> **EXERCISE DESCRIPTION**
Report how many lines contain the word "Property"; answer with the number only.

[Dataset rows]

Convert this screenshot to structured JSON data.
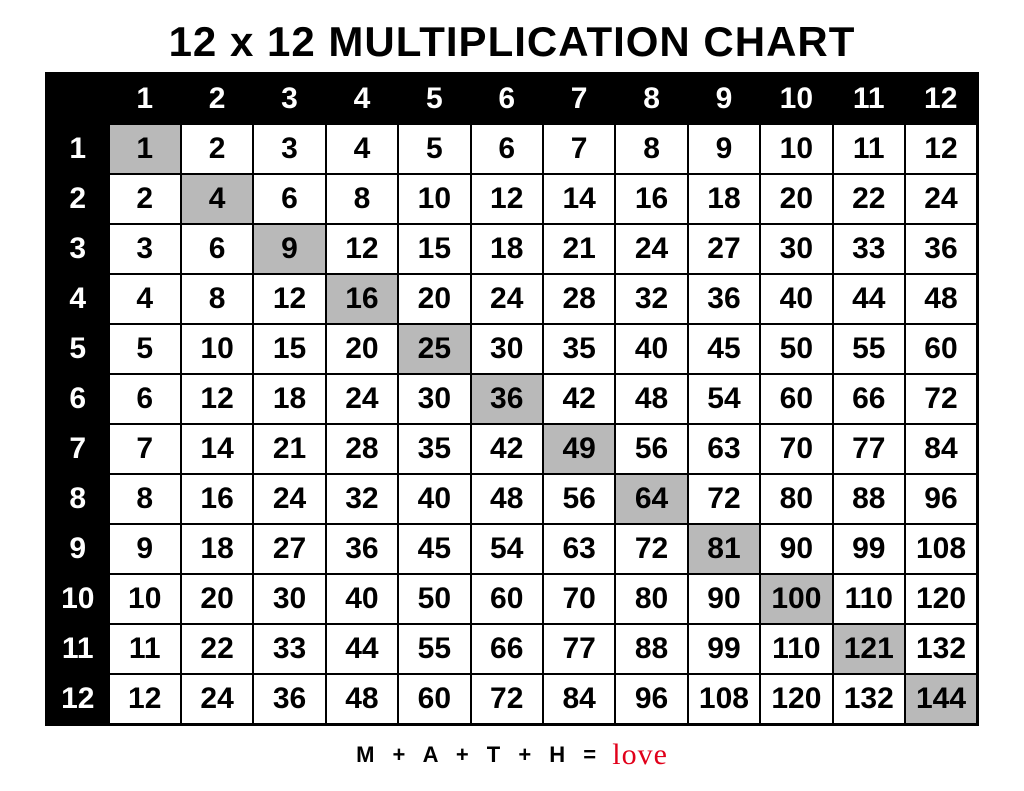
{
  "title": "12 x 12 MULTIPLICATION CHART",
  "size": 12,
  "col_headers": [
    "1",
    "2",
    "3",
    "4",
    "5",
    "6",
    "7",
    "8",
    "9",
    "10",
    "11",
    "12"
  ],
  "row_headers": [
    "1",
    "2",
    "3",
    "4",
    "5",
    "6",
    "7",
    "8",
    "9",
    "10",
    "11",
    "12"
  ],
  "chart_data": {
    "type": "table",
    "title": "12 x 12 Multiplication Chart",
    "rows": [
      [
        1,
        2,
        3,
        4,
        5,
        6,
        7,
        8,
        9,
        10,
        11,
        12
      ],
      [
        2,
        4,
        6,
        8,
        10,
        12,
        14,
        16,
        18,
        20,
        22,
        24
      ],
      [
        3,
        6,
        9,
        12,
        15,
        18,
        21,
        24,
        27,
        30,
        33,
        36
      ],
      [
        4,
        8,
        12,
        16,
        20,
        24,
        28,
        32,
        36,
        40,
        44,
        48
      ],
      [
        5,
        10,
        15,
        20,
        25,
        30,
        35,
        40,
        45,
        50,
        55,
        60
      ],
      [
        6,
        12,
        18,
        24,
        30,
        36,
        42,
        48,
        54,
        60,
        66,
        72
      ],
      [
        7,
        14,
        21,
        28,
        35,
        42,
        49,
        56,
        63,
        70,
        77,
        84
      ],
      [
        8,
        16,
        24,
        32,
        40,
        48,
        56,
        64,
        72,
        80,
        88,
        96
      ],
      [
        9,
        18,
        27,
        36,
        45,
        54,
        63,
        72,
        81,
        90,
        99,
        108
      ],
      [
        10,
        20,
        30,
        40,
        50,
        60,
        70,
        80,
        90,
        100,
        110,
        120
      ],
      [
        11,
        22,
        33,
        44,
        55,
        66,
        77,
        88,
        99,
        110,
        121,
        132
      ],
      [
        12,
        24,
        36,
        48,
        60,
        72,
        84,
        96,
        108,
        120,
        132,
        144
      ]
    ]
  },
  "footer": {
    "prefix": "M + A + T + H = ",
    "love": "love"
  }
}
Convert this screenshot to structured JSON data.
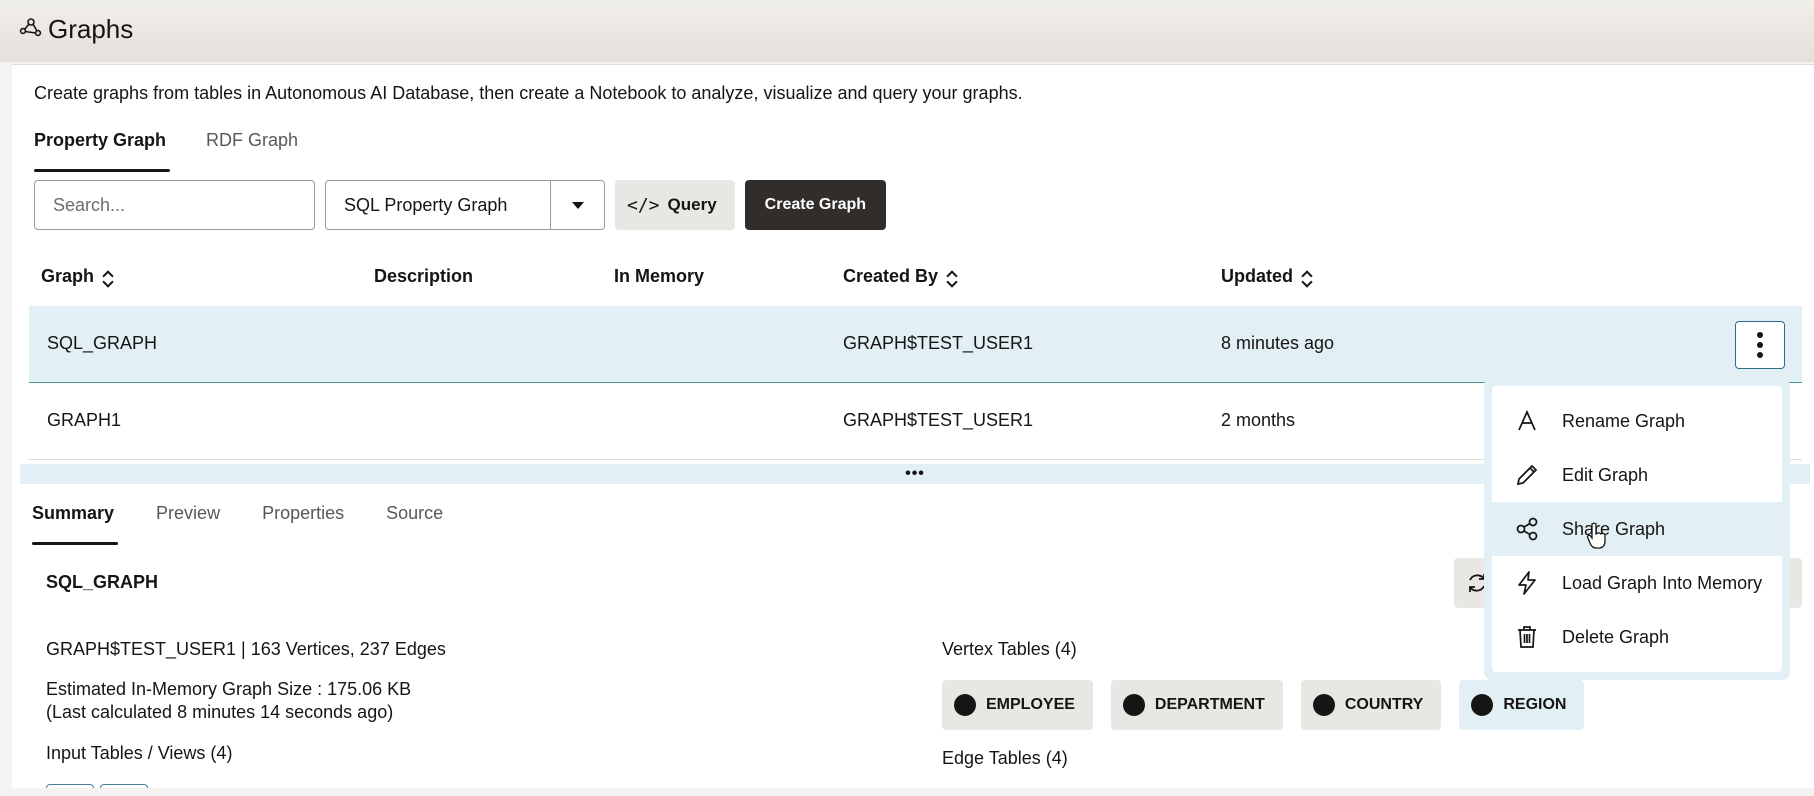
{
  "header": {
    "title": "Graphs",
    "logo_icon": "graph-logo-icon"
  },
  "description": "Create graphs from tables in Autonomous AI Database, then create a Notebook to analyze, visualize and query your graphs.",
  "top_tabs": [
    {
      "label": "Property Graph",
      "active": true
    },
    {
      "label": "RDF Graph",
      "active": false
    }
  ],
  "toolbar": {
    "search_placeholder": "Search...",
    "graph_type": "SQL Property Graph",
    "query_icon": "</>",
    "query_label": "Query",
    "create_label": "Create Graph"
  },
  "table": {
    "columns": [
      "Graph",
      "Description",
      "In Memory",
      "Created By",
      "Updated"
    ],
    "rows": [
      {
        "graph": "SQL_GRAPH",
        "description": "",
        "in_memory": "",
        "created_by": "GRAPH$TEST_USER1",
        "updated": "8 minutes ago"
      },
      {
        "graph": "GRAPH1",
        "description": "",
        "in_memory": "",
        "created_by": "GRAPH$TEST_USER1",
        "updated": "2 months"
      }
    ]
  },
  "splitter_label": "•••",
  "bottom_tabs": [
    {
      "label": "Summary",
      "active": true
    },
    {
      "label": "Preview",
      "active": false
    },
    {
      "label": "Properties",
      "active": false
    },
    {
      "label": "Source",
      "active": false
    }
  ],
  "summary": {
    "name": "SQL_GRAPH",
    "owner_line": "GRAPH$TEST_USER1 | 163 Vertices, 237 Edges",
    "size_line": "Estimated In-Memory Graph Size : 175.06 KB",
    "calc_line": "(Last calculated 8 minutes 14 seconds ago)",
    "input_tables": "Input Tables / Views (4)",
    "vertex_tables": "Vertex Tables (4)",
    "edge_tables": "Edge Tables (4)",
    "vertex_chips": [
      "EMPLOYEE",
      "DEPARTMENT",
      "COUNTRY",
      "REGION"
    ]
  },
  "context_menu": {
    "items": [
      {
        "label": "Rename Graph",
        "icon": "rename-icon"
      },
      {
        "label": "Edit Graph",
        "icon": "pencil-icon"
      },
      {
        "label": "Share Graph",
        "icon": "share-icon"
      },
      {
        "label": "Load Graph Into Memory",
        "icon": "lightning-icon"
      },
      {
        "label": "Delete Graph",
        "icon": "trash-icon"
      }
    ],
    "hovered": "Share Graph"
  },
  "colors": {
    "selected_row": "#e2eff5",
    "primary_button": "#312d2a",
    "secondary_button": "#e9e7e4"
  }
}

> **EXPECTED ANSWER**
2